— YOUR TASK —
Pull every line containing the word "喜出望外" from the records.

# # #

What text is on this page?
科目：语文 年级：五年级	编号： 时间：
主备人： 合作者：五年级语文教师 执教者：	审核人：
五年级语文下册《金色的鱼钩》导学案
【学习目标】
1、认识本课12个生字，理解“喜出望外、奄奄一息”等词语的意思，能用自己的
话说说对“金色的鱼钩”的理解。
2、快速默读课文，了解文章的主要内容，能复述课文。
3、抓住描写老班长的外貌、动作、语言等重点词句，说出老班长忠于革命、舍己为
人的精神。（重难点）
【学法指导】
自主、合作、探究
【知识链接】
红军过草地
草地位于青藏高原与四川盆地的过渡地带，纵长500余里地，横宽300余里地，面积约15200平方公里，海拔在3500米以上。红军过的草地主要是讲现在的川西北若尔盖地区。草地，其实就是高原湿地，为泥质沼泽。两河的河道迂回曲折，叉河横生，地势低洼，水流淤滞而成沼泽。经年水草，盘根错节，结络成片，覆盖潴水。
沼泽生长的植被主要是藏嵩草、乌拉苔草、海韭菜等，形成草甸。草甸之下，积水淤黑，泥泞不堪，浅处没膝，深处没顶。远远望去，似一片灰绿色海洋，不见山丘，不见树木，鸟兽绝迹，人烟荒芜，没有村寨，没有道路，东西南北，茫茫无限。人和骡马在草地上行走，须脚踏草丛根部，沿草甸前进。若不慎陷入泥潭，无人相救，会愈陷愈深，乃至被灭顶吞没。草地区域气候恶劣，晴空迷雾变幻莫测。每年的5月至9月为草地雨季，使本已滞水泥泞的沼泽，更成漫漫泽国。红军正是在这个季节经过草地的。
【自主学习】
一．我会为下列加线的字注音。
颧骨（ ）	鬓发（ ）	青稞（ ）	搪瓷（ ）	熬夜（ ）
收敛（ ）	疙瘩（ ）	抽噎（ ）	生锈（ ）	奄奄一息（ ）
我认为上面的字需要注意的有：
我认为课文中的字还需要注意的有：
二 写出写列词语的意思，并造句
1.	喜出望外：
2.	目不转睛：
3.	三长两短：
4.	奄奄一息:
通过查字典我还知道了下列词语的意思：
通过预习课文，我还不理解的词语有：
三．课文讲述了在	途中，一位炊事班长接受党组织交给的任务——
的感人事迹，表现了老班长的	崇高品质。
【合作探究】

# # #

— EXERCISE RESPONSE —
1、认识本课12个生字，理解“喜出望外、奄奄一息”等词语的意思，能用自己的
1.	喜出望外：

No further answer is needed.